> YOUR INSTRUCTIONS
Reproduce each line bearing the word "Техника".
____________________
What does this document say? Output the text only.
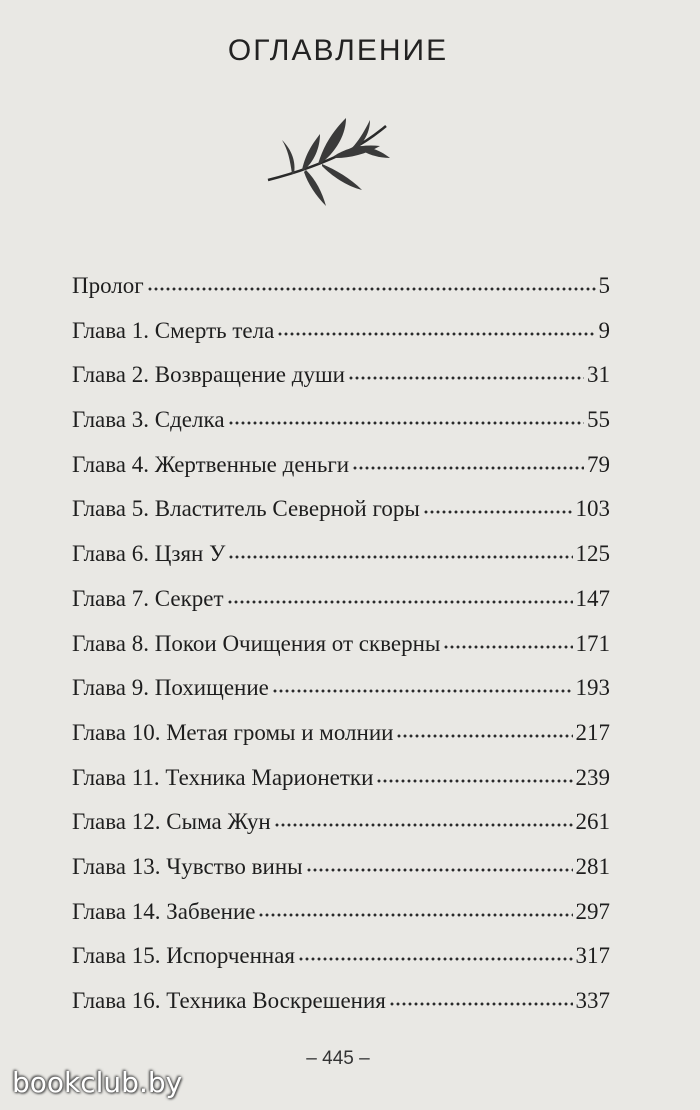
ОГЛАВЛЕНИЕ
Пролог	5
Глава 1. Смерть тела	9
Глава 2. Возвращение души	31
Глава 3. Сделка	55
Глава 4. Жертвенные деньги	79
Глава 5. Властитель Северной горы	103
Глава 6. Цзян У	125
Глава 7. Секрет	147
Глава 8. Покои Очищения от скверны	171
Глава 9. Похищение	193
Глава 10. Метая громы и молнии	217
Глава 11. Техника Марионетки	239
Глава 12. Сыма Жун	261
Глава 13. Чувство вины	281
Глава 14. Забвение	297
Глава 15. Испорченная	317
Глава 16. Техника Воскрешения	337
– 445 –
bookclub.by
____________________
> RESPONSE TO THE TASK
Глава 11. Техника Марионетки	239
Глава 16. Техника Воскрешения	337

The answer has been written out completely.